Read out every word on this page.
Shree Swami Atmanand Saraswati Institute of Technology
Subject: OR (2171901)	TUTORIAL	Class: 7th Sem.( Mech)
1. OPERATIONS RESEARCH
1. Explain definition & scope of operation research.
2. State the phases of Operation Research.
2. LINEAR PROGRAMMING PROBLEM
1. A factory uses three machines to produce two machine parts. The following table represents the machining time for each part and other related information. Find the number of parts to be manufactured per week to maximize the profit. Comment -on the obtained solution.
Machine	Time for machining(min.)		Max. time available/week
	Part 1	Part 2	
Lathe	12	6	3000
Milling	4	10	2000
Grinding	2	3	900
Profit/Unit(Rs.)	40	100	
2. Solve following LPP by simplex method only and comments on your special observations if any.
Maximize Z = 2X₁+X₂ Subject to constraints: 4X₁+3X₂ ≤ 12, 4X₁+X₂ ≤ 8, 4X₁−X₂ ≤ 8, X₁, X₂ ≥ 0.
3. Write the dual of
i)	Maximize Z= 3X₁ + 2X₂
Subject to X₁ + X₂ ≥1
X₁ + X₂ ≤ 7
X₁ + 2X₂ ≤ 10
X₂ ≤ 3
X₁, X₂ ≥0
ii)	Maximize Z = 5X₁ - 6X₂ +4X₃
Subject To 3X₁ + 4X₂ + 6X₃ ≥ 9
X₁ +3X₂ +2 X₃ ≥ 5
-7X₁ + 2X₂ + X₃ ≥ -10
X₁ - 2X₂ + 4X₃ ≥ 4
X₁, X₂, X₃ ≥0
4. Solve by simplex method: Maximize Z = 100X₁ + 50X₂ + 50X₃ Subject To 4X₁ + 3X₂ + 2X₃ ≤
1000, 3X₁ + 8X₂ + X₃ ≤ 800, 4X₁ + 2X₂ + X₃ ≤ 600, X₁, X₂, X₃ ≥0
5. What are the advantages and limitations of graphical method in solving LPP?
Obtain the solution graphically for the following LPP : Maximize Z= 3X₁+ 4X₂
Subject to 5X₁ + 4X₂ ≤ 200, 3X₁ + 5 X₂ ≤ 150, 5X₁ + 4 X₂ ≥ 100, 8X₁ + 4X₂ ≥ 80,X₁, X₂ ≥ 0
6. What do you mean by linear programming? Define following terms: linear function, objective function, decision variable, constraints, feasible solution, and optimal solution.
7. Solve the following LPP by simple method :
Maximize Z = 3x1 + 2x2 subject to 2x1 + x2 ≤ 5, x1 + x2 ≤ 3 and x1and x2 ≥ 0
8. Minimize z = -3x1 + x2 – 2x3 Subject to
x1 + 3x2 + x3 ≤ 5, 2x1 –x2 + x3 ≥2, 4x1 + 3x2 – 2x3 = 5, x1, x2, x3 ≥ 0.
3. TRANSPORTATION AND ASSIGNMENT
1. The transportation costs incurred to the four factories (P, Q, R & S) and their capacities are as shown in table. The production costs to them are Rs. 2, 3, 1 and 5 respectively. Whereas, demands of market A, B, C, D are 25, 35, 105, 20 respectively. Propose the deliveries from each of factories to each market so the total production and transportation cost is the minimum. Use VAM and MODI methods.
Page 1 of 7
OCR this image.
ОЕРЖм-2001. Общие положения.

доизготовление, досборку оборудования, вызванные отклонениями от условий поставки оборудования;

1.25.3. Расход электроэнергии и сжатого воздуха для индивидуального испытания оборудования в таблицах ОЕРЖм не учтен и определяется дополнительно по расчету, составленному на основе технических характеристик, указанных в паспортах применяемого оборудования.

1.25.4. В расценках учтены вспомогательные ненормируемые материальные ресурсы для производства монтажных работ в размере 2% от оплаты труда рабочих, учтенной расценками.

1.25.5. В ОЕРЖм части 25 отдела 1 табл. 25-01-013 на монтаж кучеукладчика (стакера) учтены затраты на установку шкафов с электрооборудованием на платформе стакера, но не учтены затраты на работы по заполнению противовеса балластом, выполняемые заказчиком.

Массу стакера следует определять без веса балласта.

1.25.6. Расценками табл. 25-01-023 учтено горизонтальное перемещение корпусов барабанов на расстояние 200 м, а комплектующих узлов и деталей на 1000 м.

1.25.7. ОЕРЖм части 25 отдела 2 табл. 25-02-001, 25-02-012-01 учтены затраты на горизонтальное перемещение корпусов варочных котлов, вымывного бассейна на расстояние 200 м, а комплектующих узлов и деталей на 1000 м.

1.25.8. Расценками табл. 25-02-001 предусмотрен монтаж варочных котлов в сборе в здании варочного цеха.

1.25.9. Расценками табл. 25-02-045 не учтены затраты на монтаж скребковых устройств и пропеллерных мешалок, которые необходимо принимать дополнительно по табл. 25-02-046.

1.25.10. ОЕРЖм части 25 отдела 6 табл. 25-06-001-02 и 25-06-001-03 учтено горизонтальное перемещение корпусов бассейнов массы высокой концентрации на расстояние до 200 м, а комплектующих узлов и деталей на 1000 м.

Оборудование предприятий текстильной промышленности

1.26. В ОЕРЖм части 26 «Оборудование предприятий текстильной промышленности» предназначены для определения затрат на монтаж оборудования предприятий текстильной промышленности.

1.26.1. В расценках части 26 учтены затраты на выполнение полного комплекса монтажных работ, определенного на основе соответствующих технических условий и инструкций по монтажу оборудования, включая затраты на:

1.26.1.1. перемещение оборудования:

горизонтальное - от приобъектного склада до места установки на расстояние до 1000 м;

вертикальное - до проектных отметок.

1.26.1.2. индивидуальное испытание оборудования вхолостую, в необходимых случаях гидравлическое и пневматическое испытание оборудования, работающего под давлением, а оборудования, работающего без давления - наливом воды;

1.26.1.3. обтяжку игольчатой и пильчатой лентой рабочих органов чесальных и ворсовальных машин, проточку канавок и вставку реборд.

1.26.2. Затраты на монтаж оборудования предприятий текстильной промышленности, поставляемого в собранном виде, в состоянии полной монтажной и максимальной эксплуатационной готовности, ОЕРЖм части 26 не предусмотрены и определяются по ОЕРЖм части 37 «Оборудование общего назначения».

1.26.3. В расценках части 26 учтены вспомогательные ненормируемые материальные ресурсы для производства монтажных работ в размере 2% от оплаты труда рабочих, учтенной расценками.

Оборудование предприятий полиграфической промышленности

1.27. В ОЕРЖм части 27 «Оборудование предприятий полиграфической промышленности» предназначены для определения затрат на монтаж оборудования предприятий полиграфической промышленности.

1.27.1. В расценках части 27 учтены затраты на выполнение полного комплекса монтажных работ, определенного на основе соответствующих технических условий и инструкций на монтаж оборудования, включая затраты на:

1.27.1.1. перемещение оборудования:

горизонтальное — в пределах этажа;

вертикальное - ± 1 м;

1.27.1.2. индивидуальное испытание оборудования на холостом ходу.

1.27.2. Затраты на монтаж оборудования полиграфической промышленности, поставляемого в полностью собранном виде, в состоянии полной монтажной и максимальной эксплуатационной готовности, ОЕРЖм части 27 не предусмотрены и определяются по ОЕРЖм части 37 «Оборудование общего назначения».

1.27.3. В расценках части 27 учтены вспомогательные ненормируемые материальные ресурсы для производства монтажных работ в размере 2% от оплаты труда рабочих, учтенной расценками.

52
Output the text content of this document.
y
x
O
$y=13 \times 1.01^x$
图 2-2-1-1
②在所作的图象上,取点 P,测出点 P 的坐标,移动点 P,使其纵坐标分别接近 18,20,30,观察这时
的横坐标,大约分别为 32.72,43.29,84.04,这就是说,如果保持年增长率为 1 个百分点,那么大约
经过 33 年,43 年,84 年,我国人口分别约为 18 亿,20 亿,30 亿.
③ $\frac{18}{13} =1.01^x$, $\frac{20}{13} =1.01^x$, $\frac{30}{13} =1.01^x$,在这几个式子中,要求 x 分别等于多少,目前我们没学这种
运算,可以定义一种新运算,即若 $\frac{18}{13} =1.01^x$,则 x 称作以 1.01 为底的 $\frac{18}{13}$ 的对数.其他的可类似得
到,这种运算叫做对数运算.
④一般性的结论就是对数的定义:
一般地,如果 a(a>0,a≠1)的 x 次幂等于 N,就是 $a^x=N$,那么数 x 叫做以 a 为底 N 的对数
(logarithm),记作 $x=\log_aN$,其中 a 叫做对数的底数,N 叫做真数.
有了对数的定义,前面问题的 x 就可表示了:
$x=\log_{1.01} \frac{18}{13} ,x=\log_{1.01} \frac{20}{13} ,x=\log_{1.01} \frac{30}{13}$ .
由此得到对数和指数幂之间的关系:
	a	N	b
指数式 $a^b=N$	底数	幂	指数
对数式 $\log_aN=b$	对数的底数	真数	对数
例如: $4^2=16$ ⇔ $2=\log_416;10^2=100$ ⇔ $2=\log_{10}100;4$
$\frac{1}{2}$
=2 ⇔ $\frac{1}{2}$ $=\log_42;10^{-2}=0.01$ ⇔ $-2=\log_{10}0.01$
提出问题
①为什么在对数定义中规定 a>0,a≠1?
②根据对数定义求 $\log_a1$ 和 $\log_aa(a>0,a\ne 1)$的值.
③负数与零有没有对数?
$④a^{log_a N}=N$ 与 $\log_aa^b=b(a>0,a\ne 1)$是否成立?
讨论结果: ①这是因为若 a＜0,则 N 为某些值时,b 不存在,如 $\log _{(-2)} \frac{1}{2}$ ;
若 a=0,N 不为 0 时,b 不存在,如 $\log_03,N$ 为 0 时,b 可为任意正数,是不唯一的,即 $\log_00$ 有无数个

----------------------------------------

== Aim of the task ==
Please extract exactly, and only, the lines from the line containing "Output the text content of this document." through the last line of the records.

== Solution ==
Output the text content of this document.
y
x
O
$y=13 \times 1.01^x$
图 2-2-1-1
②在所作的图象上,取点 P,测出点 P 的坐标,移动点 P,使其纵坐标分别接近 18,20,30,观察这时
的横坐标,大约分别为 32.72,43.29,84.04,这就是说,如果保持年增长率为 1 个百分点,那么大约
经过 33 年,43 年,84 年,我国人口分别约为 18 亿,20 亿,30 亿.
③ $\frac{18}{13} =1.01^x$, $\frac{20}{13} =1.01^x$, $\frac{30}{13} =1.01^x$,在这几个式子中,要求 x 分别等于多少,目前我们没学这种
运算,可以定义一种新运算,即若 $\frac{18}{13} =1.01^x$,则 x 称作以 1.01 为底的 $\frac{18}{13}$ 的对数.其他的可类似得
到,这种运算叫做对数运算.
④一般性的结论就是对数的定义:
一般地,如果 a(a>0,a≠1)的 x 次幂等于 N,就是 $a^x=N$,那么数 x 叫做以 a 为底 N 的对数
(logarithm),记作 $x=\log_aN$,其中 a 叫做对数的底数,N 叫做真数.
有了对数的定义,前面问题的 x 就可表示了:
$x=\log_{1.01} \frac{18}{13} ,x=\log_{1.01} \frac{20}{13} ,x=\log_{1.01} \frac{30}{13}$ .
由此得到对数和指数幂之间的关系:
	a	N	b
指数式 $a^b=N$	底数	幂	指数
对数式 $\log_aN=b$	对数的底数	真数	对数
例如: $4^2=16$ ⇔ $2=\log_416;10^2=100$ ⇔ $2=\log_{10}100;4$
$\frac{1}{2}$
=2 ⇔ $\frac{1}{2}$ $=\log_42;10^{-2}=0.01$ ⇔ $-2=\log_{10}0.01$
提出问题
①为什么在对数定义中规定 a>0,a≠1?
②根据对数定义求 $\log_a1$ 和 $\log_aa(a>0,a\ne 1)$的值.
③负数与零有没有对数?
$④a^{log_a N}=N$ 与 $\log_aa^b=b(a>0,a\ne 1)$是否成立?
讨论结果: ①这是因为若 a＜0,则 N 为某些值时,b 不存在,如 $\log _{(-2)} \frac{1}{2}$ ;
若 a=0,N 不为 0 时,b 不存在,如 $\log_03,N$ 为 0 时,b 可为任意正数,是不唯一的,即 $\log_00$ 有无数个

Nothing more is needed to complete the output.